Records contained in a dataset:

+++

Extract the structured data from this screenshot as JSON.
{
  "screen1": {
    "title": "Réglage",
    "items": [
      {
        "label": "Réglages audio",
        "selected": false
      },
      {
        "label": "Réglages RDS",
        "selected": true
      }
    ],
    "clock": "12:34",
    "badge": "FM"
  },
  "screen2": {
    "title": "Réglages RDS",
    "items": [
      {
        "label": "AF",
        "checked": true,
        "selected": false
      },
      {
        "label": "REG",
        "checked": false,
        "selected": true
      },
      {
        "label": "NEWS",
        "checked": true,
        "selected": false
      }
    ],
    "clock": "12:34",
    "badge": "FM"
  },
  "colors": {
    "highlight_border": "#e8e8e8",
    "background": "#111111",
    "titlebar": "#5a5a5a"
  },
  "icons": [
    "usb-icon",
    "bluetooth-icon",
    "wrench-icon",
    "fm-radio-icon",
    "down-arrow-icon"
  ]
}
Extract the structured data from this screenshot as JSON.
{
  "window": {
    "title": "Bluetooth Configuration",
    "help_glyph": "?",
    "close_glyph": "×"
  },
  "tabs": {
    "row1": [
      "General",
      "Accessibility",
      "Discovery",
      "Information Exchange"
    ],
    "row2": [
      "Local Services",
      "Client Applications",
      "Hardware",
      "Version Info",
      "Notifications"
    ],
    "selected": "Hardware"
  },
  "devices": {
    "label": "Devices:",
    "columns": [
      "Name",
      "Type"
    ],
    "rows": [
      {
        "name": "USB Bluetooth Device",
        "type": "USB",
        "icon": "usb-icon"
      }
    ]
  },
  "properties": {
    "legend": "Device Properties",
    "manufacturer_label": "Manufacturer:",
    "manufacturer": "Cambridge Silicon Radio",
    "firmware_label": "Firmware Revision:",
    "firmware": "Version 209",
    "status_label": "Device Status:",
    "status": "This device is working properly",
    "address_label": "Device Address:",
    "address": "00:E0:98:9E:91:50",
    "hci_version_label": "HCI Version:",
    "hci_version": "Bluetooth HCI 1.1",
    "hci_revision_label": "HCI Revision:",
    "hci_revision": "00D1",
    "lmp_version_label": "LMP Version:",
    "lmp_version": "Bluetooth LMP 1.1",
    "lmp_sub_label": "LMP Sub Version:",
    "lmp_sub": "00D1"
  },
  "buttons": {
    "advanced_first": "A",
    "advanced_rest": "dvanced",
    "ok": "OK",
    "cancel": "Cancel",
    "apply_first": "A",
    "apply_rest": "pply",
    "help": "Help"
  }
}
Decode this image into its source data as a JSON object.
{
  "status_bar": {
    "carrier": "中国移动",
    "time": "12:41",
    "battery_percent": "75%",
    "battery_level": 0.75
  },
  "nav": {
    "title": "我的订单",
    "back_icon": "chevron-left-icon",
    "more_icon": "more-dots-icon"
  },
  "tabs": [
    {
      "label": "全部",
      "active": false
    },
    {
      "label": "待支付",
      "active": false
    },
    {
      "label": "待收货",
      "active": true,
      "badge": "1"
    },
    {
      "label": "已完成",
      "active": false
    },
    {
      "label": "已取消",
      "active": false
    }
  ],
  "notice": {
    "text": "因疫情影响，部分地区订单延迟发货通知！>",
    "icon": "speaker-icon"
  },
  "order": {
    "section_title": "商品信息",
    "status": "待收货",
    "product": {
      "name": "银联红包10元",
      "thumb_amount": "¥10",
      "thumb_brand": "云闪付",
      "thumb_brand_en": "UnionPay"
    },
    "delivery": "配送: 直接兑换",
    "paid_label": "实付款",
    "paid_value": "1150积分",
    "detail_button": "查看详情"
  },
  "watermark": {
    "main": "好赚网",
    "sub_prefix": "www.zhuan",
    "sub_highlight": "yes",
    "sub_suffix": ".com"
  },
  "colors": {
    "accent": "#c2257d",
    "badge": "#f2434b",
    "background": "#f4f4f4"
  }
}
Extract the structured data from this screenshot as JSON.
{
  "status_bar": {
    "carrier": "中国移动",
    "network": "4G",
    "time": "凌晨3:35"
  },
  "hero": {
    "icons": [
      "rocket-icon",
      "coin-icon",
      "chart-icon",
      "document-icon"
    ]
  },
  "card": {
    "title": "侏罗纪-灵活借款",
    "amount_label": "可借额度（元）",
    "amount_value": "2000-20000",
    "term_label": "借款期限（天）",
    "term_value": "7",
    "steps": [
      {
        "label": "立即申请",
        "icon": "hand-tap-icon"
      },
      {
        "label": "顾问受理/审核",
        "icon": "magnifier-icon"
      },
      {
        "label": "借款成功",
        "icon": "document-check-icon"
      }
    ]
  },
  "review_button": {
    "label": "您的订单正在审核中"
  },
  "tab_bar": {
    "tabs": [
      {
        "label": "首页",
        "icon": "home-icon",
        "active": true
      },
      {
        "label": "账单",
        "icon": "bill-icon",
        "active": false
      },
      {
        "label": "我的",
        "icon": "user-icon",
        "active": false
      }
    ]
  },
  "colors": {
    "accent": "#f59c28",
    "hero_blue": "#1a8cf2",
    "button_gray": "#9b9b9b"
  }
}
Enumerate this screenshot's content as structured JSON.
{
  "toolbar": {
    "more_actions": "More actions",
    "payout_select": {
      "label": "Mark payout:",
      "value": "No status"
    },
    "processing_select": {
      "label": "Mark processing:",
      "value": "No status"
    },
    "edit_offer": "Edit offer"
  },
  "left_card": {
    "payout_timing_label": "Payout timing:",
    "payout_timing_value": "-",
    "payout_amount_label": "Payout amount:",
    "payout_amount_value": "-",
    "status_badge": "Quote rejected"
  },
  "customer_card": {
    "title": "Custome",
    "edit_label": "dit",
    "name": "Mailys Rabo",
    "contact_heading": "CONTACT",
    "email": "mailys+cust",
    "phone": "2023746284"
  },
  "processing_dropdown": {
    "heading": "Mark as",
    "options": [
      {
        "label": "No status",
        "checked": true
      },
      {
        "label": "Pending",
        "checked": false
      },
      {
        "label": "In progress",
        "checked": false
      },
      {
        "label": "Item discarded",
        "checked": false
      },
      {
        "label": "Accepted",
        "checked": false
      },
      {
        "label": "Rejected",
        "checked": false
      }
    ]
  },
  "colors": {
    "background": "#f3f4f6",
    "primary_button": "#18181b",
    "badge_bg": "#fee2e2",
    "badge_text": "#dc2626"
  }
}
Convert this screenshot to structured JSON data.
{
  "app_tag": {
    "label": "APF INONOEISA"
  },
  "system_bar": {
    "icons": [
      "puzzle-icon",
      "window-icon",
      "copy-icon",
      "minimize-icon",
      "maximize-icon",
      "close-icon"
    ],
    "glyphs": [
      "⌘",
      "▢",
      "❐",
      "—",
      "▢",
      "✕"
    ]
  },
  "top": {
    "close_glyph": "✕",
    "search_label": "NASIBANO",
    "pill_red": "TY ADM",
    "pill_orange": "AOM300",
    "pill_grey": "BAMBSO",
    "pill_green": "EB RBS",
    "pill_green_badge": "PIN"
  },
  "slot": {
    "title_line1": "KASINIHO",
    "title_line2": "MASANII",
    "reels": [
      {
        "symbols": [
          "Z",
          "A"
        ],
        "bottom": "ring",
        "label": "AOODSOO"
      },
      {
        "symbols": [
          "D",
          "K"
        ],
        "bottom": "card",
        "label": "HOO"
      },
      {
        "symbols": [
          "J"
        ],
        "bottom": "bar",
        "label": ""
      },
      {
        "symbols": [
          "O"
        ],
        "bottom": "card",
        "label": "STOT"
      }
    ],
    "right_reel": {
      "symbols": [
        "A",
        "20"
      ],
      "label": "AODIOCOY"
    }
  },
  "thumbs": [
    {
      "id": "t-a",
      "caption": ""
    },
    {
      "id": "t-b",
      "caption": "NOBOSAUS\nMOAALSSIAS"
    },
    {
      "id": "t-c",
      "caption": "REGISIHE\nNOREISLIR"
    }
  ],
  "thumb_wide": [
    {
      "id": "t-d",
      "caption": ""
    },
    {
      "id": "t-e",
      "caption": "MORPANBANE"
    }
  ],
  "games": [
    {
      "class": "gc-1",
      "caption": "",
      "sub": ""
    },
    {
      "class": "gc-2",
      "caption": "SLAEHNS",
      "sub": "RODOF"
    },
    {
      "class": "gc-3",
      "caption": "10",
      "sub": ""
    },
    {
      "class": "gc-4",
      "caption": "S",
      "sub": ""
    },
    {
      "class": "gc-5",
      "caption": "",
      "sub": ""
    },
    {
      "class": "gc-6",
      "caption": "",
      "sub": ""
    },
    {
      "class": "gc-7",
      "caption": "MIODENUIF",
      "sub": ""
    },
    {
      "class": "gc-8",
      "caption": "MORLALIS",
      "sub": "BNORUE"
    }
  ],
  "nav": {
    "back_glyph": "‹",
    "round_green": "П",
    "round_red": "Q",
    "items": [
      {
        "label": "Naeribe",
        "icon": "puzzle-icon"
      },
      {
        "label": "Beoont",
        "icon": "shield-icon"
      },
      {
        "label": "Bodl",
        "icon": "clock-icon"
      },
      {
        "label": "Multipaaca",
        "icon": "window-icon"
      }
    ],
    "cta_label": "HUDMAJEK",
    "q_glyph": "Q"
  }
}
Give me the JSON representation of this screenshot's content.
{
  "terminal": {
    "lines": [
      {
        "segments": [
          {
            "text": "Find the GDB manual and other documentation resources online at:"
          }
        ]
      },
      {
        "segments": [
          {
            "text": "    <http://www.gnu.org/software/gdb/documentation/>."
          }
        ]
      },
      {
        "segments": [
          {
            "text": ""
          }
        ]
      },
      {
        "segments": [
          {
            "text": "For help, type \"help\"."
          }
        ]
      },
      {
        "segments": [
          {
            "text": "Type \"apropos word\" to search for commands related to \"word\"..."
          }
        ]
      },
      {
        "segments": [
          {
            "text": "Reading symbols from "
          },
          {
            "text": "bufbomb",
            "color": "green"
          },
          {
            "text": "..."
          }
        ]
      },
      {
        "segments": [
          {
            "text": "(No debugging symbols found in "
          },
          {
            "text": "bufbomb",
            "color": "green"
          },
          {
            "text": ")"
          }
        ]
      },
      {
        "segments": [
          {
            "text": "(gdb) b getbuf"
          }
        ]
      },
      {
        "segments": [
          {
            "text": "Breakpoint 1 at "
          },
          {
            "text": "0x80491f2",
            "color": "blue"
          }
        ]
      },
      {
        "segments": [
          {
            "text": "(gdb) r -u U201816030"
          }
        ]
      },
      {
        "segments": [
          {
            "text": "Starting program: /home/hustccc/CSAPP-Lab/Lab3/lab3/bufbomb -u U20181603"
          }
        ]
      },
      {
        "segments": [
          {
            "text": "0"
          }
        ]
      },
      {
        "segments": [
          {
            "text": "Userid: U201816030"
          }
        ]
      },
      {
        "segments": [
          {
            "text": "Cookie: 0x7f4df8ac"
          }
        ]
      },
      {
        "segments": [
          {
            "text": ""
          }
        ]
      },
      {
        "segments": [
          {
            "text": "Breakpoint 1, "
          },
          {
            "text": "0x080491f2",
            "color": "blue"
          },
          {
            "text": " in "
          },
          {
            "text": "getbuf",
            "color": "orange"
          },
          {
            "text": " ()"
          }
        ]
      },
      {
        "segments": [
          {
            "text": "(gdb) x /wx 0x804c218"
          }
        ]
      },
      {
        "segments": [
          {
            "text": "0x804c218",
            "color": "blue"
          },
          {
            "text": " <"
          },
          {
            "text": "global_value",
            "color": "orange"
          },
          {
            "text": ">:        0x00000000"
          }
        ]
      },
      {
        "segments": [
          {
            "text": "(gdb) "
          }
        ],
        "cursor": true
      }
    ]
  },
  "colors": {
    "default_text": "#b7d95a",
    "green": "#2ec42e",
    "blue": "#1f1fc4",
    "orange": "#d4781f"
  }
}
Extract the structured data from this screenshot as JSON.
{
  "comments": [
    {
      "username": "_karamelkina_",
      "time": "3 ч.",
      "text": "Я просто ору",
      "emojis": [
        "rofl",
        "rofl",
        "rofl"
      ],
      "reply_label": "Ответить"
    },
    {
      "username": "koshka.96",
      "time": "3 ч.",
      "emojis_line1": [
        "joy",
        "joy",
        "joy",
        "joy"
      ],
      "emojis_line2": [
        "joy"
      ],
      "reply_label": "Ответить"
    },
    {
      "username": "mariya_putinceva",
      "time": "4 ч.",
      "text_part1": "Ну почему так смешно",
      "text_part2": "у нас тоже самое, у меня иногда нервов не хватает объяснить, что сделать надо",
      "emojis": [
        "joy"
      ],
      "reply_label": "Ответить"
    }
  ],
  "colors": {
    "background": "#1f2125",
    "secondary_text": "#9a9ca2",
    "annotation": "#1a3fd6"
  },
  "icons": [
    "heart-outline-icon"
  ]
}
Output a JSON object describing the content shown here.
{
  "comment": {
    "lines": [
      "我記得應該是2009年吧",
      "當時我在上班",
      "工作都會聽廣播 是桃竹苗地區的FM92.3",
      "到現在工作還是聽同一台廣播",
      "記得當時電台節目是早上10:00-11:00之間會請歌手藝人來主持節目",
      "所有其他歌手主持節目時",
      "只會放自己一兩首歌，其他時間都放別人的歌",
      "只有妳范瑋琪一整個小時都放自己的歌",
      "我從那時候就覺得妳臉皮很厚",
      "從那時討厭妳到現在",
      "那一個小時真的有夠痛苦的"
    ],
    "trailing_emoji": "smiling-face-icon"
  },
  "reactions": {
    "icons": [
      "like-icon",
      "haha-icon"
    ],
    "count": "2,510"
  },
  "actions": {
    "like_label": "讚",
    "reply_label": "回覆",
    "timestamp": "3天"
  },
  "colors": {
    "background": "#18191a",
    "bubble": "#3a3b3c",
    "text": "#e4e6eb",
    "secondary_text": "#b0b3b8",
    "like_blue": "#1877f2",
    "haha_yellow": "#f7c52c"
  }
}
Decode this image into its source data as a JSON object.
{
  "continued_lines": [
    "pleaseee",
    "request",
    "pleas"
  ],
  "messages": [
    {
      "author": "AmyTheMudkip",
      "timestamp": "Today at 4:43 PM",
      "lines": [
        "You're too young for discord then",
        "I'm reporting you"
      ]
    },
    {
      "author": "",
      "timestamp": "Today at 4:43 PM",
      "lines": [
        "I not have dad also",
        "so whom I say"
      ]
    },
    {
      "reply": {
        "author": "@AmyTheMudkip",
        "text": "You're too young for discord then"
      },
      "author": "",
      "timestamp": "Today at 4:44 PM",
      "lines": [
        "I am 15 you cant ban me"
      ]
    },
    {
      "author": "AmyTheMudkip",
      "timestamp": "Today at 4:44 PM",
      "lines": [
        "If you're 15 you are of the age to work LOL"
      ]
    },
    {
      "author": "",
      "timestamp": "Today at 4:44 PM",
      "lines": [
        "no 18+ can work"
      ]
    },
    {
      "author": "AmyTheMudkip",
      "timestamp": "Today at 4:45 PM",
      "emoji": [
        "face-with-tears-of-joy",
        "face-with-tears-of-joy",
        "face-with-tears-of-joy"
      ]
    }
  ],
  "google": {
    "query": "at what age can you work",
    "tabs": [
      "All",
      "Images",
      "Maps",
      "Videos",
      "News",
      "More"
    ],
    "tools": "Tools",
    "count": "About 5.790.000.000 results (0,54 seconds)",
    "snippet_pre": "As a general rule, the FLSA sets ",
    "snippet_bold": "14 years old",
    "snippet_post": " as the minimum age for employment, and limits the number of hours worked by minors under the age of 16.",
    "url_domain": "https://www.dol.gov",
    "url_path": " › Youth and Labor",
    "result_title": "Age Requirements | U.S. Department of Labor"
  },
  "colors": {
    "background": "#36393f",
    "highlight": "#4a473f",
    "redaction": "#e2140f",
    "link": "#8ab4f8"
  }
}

+++

§ GIVEN INSTRUCTION: Identify each line in the records above that contains the word "username", and copy it out in full.

§ RESULT FOR THIS EXERCISE:
      "username": "_karamelkina_",
      "username": "koshka.96",
      "username": "mariya_putinceva",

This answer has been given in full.